··· Raw data ···

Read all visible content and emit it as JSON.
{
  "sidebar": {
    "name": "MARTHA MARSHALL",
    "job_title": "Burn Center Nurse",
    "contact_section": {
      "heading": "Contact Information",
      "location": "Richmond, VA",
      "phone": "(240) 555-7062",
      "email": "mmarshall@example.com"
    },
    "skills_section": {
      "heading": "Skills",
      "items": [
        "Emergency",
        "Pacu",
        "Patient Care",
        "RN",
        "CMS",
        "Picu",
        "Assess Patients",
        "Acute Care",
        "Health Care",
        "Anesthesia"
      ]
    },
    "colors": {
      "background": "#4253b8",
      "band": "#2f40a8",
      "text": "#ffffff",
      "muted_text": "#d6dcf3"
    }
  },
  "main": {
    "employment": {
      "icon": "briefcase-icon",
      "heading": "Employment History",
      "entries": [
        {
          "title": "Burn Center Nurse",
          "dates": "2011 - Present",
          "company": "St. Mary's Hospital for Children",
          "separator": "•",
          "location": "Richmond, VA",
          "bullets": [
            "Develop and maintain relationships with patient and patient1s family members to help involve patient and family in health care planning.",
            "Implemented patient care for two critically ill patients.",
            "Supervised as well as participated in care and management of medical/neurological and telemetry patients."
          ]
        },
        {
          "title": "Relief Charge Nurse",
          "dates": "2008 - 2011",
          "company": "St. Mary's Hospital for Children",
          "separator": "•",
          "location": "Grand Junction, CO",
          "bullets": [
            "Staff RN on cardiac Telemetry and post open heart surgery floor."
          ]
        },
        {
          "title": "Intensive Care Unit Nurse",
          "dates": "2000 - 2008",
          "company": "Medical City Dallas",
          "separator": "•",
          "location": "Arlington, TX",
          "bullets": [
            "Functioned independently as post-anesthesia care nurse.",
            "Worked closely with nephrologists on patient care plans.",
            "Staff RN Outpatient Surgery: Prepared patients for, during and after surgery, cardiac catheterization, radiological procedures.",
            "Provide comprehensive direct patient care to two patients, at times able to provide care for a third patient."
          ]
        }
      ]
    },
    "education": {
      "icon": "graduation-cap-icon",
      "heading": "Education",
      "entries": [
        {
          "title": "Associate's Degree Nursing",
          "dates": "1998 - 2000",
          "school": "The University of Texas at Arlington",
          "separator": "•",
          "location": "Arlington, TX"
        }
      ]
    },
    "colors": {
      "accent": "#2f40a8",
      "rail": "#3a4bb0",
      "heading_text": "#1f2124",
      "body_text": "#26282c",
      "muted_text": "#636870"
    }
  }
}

···

Show me every line in the data above that includes "location".

      "location": "Richmond, VA",
          "location": "Richmond, VA",
          "location": "Grand Junction, CO",
          "location": "Arlington, TX",
          "location": "Arlington, TX"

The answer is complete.